Required work →
Write out the full listing exactly as given, minus the images.
** start of Given information **
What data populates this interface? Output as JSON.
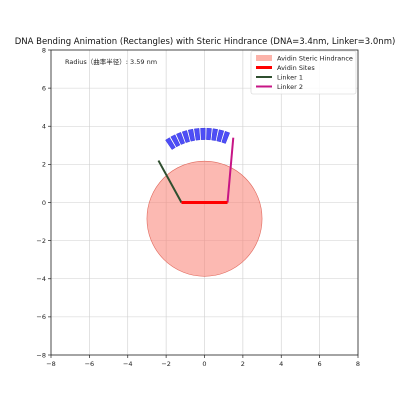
{
  "chart_data": {
    "type": "scatter",
    "title": "DNA Bending Animation (Rectangles) with Steric Hindrance (DNA=3.4nm, Linker=3.0nm)",
    "xlabel": "",
    "ylabel": "",
    "xlim": [
      -8,
      8
    ],
    "ylim": [
      -8,
      8
    ],
    "x_ticks": [
      -8,
      -6,
      -4,
      -2,
      0,
      2,
      4,
      6,
      8
    ],
    "y_ticks": [
      -8,
      -6,
      -4,
      -2,
      0,
      2,
      4,
      6,
      8
    ],
    "tick_labels_x": [
      "−8",
      "−6",
      "−4",
      "−2",
      "0",
      "2",
      "4",
      "6",
      "8"
    ],
    "tick_labels_y": [
      "−8",
      "−6",
      "−4",
      "−2",
      "0",
      "2",
      "4",
      "6",
      "8"
    ],
    "grid": true,
    "aspect": "equal",
    "annotation": "Radius（曲率半径）: 3.59 nm",
    "legend_position": "top-right",
    "legend": [
      {
        "label": "Avidin Steric Hindrance",
        "kind": "patch",
        "color": "#fa8072"
      },
      {
        "label": "Avidin Sites",
        "kind": "line",
        "color": "#ff0000"
      },
      {
        "label": "Linker 1",
        "kind": "line",
        "color": "#2f4f2f"
      },
      {
        "label": "Linker 2",
        "kind": "line",
        "color": "#c71585"
      }
    ],
    "avidin_circle": {
      "center": [
        0,
        -0.85
      ],
      "radius": 3.0,
      "color": "#fa8072"
    },
    "avidin_sites": {
      "x": [
        -1.2,
        1.2
      ],
      "y": [
        0,
        0
      ],
      "color": "#ff0000"
    },
    "linker_1": {
      "x": [
        -1.2,
        -2.4
      ],
      "y": [
        0,
        2.2
      ],
      "color": "#2f4f2f"
    },
    "linker_2": {
      "x": [
        1.2,
        1.5
      ],
      "y": [
        0,
        3.4
      ],
      "color": "#c71585"
    },
    "dna_arc": {
      "center": [
        0,
        0.3
      ],
      "inner_radius": 3.0,
      "outer_radius": 3.6,
      "start_angle_deg": 68,
      "end_angle_deg": 125,
      "segments": 11,
      "color": "#3b3bf5"
    }
  }
}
** end of Given information **
Exercise output →
What data populates this interface? Output as JSON.
{
  "chart_data": {
    "type": "scatter",
    "title": "DNA Bending Animation (Rectangles) with Steric Hindrance (DNA=3.4nm, Linker=3.0nm)",
    "xlabel": "",
    "ylabel": "",
    "xlim": [
      -8,
      8
    ],
    "ylim": [
      -8,
      8
    ],
    "x_ticks": [
      -8,
      -6,
      -4,
      -2,
      0,
      2,
      4,
      6,
      8
    ],
    "y_ticks": [
      -8,
      -6,
      -4,
      -2,
      0,
      2,
      4,
      6,
      8
    ],
    "tick_labels_x": [
      "−8",
      "−6",
      "−4",
      "−2",
      "0",
      "2",
      "4",
      "6",
      "8"
    ],
    "tick_labels_y": [
      "−8",
      "−6",
      "−4",
      "−2",
      "0",
      "2",
      "4",
      "6",
      "8"
    ],
    "grid": true,
    "aspect": "equal",
    "annotation": "Radius（曲率半径）: 3.59 nm",
    "legend_position": "top-right",
    "legend": [
      {
        "label": "Avidin Steric Hindrance",
        "kind": "patch",
        "color": "#fa8072"
      },
      {
        "label": "Avidin Sites",
        "kind": "line",
        "color": "#ff0000"
      },
      {
        "label": "Linker 1",
        "kind": "line",
        "color": "#2f4f2f"
      },
      {
        "label": "Linker 2",
        "kind": "line",
        "color": "#c71585"
      }
    ],
    "avidin_circle": {
      "center": [
        0,
        -0.85
      ],
      "radius": 3.0,
      "color": "#fa8072"
    },
    "avidin_sites": {
      "x": [
        -1.2,
        1.2
      ],
      "y": [
        0,
        0
      ],
      "color": "#ff0000"
    },
    "linker_1": {
      "x": [
        -1.2,
        -2.4
      ],
      "y": [
        0,
        2.2
      ],
      "color": "#2f4f2f"
    },
    "linker_2": {
      "x": [
        1.2,
        1.5
      ],
      "y": [
        0,
        3.4
      ],
      "color": "#c71585"
    },
    "dna_arc": {
      "center": [
        0,
        0.3
      ],
      "inner_radius": 3.0,
      "outer_radius": 3.6,
      "start_angle_deg": 68,
      "end_angle_deg": 125,
      "segments": 11,
      "color": "#3b3bf5"
    }
  }
}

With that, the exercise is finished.